**Directions**
Going through the material below, please gather all lines with the word "železničními" in them.

###

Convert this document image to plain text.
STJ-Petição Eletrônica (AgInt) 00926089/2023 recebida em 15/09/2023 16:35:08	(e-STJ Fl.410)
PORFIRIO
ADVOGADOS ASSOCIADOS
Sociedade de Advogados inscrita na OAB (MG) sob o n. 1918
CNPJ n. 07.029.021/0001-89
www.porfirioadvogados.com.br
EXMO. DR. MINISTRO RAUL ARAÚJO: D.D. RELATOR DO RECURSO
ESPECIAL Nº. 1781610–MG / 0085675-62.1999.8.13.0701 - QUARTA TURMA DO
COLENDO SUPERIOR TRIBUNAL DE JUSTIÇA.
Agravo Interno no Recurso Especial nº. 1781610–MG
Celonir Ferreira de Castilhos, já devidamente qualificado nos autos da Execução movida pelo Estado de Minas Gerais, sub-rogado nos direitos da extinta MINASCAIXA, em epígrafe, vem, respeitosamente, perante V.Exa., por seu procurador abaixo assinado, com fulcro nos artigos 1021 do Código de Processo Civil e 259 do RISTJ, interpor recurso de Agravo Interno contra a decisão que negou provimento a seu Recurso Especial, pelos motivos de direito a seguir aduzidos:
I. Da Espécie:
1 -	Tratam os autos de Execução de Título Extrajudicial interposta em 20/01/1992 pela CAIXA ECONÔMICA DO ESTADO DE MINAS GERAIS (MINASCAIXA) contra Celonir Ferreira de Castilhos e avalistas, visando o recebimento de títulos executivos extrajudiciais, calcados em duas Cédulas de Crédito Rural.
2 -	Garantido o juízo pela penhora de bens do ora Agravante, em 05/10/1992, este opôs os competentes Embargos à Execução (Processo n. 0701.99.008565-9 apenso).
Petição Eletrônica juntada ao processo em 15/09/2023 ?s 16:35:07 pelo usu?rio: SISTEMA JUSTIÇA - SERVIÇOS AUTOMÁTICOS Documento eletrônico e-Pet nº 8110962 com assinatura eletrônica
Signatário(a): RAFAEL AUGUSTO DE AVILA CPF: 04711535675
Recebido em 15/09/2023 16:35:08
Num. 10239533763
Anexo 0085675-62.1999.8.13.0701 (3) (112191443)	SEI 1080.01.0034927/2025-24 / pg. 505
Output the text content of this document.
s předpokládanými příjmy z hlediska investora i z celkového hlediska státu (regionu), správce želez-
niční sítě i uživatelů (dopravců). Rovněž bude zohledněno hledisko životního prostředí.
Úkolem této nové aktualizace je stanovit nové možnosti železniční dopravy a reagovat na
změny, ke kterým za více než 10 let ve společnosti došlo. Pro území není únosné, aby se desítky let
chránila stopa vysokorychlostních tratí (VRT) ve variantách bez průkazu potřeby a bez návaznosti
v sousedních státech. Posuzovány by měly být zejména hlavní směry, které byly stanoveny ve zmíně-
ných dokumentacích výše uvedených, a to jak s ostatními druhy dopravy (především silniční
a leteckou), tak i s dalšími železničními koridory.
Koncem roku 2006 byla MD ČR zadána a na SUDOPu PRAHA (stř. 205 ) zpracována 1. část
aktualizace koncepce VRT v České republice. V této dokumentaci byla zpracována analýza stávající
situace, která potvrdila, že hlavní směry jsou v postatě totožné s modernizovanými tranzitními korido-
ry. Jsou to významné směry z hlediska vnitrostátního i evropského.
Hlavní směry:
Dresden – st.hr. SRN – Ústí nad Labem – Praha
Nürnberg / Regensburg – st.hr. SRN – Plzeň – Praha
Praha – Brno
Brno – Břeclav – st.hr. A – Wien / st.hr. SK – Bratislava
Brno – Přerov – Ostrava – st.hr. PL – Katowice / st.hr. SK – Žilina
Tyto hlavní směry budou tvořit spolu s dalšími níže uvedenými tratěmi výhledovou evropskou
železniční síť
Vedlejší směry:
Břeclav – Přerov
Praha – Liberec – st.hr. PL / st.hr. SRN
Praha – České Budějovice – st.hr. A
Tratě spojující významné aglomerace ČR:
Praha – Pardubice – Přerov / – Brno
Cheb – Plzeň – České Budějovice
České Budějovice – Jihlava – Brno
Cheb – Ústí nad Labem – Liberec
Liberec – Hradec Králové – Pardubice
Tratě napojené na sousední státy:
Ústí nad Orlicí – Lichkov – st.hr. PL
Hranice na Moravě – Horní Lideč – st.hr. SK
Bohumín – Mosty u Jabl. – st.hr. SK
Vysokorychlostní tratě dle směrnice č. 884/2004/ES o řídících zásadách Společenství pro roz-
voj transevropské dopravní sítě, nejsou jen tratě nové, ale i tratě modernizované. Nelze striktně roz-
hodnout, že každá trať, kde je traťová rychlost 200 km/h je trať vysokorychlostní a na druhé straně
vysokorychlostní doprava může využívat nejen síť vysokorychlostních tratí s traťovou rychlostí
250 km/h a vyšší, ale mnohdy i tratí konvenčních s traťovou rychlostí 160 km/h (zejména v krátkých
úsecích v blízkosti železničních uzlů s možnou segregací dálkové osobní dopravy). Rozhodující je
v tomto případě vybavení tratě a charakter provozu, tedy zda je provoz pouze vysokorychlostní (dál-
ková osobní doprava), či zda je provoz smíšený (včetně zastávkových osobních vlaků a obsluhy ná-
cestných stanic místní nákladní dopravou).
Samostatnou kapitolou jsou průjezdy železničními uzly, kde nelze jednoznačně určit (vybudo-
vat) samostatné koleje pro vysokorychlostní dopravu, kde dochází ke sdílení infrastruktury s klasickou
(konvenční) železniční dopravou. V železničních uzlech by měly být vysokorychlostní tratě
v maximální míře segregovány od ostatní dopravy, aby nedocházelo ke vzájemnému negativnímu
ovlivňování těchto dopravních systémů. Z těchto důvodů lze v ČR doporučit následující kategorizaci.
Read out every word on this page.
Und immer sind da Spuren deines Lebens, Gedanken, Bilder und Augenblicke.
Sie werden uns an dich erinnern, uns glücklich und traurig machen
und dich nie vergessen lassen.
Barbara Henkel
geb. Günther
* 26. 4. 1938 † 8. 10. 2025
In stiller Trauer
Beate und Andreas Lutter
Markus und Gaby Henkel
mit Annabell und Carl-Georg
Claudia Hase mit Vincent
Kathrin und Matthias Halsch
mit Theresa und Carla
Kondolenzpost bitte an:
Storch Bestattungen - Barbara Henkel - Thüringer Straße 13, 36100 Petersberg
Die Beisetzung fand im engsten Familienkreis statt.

###

**Response to the task**
a leteckou), tak i s dalšími železničními koridory.
Samostatnou kapitolou jsou průjezdy železničními uzly, kde nelze jednoznačně určit (vybudo-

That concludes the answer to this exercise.